Collected data:
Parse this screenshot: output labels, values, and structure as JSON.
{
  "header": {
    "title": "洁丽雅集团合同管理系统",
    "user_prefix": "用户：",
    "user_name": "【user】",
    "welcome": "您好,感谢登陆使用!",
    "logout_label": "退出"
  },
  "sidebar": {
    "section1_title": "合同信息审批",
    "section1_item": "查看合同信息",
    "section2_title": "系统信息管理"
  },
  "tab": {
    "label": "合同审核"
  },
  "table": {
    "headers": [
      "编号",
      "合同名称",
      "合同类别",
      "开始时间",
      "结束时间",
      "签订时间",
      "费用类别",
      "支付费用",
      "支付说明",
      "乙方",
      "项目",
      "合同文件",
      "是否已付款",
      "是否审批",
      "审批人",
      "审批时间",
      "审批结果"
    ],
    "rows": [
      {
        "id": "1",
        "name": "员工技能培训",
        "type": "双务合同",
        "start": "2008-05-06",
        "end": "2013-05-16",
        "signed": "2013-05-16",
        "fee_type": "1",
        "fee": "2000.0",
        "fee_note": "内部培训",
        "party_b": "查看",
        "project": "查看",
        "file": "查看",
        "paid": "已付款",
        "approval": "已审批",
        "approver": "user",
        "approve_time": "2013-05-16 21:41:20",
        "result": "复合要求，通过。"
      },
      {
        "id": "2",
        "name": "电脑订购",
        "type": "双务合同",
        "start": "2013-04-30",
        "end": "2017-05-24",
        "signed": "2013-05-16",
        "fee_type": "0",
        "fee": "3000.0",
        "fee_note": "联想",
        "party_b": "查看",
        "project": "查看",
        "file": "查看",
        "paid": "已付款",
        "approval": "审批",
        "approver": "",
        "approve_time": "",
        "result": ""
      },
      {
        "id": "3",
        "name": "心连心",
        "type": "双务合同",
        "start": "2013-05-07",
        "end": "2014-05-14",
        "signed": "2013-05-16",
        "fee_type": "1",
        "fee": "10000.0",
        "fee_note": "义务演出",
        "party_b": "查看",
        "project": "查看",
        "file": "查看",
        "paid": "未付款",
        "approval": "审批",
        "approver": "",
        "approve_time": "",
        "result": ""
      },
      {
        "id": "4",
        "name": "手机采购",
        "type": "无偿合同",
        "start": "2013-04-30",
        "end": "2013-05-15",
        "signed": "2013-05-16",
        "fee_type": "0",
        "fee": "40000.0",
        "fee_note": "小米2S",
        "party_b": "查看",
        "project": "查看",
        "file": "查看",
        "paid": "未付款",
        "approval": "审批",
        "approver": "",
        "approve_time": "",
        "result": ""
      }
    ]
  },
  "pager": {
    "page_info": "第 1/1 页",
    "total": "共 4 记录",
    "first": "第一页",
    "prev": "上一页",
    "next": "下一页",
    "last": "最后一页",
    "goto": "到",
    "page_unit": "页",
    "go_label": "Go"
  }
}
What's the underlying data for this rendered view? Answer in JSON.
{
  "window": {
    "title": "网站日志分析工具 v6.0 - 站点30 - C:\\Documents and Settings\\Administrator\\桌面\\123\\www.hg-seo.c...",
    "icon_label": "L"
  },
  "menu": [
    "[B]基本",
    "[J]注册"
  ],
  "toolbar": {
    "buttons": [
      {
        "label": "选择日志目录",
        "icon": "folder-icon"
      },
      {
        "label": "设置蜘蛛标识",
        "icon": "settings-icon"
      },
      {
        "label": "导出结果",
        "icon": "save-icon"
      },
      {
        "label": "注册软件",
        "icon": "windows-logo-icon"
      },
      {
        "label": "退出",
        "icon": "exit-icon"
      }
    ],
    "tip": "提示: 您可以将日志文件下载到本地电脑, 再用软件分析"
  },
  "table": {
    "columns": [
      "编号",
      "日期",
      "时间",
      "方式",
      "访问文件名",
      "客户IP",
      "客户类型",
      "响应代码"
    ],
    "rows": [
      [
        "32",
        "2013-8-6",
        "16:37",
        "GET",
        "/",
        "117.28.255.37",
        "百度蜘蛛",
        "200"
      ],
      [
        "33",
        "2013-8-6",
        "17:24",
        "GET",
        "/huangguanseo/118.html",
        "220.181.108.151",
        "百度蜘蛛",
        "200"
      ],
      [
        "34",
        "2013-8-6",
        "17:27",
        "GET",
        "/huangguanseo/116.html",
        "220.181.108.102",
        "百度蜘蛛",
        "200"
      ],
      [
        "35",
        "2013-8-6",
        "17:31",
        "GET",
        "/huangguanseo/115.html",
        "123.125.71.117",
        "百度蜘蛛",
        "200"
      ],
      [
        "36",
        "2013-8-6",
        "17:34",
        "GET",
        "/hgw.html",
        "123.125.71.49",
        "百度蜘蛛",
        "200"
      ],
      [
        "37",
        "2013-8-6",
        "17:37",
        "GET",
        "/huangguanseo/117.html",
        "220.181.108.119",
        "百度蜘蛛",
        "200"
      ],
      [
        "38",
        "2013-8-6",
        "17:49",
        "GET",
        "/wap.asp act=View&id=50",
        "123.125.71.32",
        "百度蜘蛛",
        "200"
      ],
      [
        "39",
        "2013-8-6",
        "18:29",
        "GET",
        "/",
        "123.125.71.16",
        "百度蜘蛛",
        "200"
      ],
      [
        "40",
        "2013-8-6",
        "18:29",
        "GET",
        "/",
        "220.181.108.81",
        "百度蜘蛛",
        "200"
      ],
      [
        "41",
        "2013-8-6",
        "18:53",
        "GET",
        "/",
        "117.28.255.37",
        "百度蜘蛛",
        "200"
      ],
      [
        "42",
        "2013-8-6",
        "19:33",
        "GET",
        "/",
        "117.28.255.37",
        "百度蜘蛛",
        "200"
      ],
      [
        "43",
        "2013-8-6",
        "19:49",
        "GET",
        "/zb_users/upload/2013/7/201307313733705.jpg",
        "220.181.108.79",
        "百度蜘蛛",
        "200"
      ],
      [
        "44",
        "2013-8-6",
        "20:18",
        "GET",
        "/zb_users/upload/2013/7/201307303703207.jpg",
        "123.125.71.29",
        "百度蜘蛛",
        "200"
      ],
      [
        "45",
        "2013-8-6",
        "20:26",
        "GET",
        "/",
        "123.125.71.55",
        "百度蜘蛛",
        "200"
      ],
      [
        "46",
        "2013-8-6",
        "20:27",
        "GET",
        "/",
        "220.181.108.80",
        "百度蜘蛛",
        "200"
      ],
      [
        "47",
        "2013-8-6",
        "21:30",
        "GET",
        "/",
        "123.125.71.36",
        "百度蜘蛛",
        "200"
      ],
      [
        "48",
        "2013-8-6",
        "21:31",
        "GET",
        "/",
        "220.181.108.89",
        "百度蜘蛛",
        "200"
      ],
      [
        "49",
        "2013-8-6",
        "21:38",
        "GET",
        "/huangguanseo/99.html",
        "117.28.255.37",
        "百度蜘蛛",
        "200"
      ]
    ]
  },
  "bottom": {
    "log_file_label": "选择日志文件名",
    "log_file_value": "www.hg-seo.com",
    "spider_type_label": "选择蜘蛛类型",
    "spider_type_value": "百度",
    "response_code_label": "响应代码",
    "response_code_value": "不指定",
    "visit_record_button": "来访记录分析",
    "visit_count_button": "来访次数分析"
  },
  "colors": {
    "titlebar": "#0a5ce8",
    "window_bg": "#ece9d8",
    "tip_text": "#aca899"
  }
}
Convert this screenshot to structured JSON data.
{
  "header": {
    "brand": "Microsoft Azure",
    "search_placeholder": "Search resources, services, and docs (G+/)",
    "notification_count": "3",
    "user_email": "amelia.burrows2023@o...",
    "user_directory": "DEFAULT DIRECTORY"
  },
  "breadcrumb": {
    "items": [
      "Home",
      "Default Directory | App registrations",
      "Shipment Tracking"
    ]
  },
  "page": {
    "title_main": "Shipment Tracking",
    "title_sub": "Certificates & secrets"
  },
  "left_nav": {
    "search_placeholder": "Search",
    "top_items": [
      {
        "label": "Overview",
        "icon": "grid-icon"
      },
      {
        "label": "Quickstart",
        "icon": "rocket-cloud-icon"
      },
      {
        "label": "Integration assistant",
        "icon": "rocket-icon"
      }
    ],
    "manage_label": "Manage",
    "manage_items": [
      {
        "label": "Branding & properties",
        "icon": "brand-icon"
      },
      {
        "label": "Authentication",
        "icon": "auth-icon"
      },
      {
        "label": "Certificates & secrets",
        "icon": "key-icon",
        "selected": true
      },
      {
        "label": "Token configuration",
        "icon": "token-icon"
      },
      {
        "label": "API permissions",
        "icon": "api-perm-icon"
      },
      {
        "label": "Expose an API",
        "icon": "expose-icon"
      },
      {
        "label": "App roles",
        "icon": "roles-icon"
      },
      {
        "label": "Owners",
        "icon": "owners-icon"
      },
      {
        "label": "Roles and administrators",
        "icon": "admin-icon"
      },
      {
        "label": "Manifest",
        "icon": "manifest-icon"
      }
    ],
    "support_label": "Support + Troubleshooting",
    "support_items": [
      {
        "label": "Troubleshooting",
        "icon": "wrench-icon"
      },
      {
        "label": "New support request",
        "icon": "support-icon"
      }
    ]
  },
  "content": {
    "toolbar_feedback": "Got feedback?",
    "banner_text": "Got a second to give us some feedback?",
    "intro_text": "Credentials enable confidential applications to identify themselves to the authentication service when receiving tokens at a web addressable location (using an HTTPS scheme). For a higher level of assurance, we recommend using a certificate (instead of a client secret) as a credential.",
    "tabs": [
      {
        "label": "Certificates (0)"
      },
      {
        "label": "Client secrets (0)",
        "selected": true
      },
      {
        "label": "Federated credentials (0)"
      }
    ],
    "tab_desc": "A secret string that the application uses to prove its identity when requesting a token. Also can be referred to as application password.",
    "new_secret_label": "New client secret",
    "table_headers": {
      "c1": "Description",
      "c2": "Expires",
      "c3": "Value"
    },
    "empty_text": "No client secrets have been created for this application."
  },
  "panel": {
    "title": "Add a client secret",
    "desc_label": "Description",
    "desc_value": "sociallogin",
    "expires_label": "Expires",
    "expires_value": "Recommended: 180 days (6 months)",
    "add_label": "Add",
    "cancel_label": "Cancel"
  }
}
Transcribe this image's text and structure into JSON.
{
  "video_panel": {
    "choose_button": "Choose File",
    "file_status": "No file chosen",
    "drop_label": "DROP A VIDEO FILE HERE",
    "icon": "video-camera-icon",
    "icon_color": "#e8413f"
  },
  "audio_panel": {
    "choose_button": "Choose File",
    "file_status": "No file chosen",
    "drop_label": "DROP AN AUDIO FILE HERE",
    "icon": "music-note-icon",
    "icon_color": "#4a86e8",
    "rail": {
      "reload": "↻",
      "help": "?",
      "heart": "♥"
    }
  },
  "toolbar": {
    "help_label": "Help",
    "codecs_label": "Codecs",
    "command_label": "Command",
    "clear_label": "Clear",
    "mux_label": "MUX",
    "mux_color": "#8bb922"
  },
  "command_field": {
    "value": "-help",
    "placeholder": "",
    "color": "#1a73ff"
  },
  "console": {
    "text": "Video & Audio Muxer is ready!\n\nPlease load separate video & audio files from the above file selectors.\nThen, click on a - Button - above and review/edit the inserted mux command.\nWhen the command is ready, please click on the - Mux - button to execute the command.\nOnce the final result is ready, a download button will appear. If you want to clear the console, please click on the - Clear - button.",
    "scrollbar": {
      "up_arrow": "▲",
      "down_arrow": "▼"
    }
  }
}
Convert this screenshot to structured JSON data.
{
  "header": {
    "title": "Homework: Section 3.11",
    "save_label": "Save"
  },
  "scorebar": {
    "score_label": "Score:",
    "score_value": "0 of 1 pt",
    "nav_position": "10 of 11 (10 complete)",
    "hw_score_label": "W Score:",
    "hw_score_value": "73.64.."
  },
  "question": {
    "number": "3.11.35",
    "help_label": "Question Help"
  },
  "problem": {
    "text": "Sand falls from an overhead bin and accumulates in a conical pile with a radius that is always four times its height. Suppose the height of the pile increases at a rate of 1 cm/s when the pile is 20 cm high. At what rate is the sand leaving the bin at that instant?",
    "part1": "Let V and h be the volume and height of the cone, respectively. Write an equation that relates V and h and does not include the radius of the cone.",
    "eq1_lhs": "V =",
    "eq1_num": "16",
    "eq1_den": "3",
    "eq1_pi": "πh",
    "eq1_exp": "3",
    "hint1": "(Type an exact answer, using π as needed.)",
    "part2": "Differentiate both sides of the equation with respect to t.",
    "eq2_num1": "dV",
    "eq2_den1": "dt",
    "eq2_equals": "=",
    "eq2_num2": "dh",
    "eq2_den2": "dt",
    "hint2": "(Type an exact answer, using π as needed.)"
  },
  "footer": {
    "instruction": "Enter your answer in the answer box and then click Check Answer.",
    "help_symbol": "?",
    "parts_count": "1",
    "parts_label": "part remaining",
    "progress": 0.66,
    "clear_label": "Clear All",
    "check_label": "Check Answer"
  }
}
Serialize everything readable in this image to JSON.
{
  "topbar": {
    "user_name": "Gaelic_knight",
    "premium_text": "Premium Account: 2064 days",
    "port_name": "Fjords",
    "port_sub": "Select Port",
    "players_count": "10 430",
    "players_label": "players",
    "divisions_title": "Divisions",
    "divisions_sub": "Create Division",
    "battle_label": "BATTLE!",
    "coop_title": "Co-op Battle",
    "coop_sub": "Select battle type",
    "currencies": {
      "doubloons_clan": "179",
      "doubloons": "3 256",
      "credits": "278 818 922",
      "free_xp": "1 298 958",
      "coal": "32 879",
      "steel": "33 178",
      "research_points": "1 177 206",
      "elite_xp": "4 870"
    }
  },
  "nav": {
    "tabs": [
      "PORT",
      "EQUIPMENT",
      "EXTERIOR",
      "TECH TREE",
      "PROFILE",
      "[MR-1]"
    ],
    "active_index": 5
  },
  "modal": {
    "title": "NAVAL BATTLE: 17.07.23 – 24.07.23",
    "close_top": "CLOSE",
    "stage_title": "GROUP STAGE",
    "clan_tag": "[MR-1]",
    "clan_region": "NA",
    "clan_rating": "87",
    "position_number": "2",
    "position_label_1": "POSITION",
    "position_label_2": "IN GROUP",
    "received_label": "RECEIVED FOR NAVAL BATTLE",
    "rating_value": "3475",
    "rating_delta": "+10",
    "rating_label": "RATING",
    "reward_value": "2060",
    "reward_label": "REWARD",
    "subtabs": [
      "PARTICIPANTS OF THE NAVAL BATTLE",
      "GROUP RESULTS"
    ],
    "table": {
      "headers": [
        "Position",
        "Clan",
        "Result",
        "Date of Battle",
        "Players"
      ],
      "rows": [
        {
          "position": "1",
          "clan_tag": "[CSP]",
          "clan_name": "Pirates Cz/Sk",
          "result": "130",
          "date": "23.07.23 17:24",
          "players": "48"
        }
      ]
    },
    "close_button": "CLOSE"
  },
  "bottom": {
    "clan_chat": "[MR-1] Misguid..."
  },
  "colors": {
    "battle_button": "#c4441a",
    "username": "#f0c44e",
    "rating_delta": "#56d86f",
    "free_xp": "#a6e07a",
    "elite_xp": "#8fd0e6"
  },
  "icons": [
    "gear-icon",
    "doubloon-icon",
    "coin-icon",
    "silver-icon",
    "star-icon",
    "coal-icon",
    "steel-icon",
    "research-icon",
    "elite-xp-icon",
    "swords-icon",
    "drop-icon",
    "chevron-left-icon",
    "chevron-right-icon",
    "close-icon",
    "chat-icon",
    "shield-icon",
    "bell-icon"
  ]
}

Prompt: Scan the listing above. Gather each line that contains the word "Check".

The solution:
    "instruction": "Enter your answer in the answer box and then click Check Answer.",
    "check_label": "Check Answer"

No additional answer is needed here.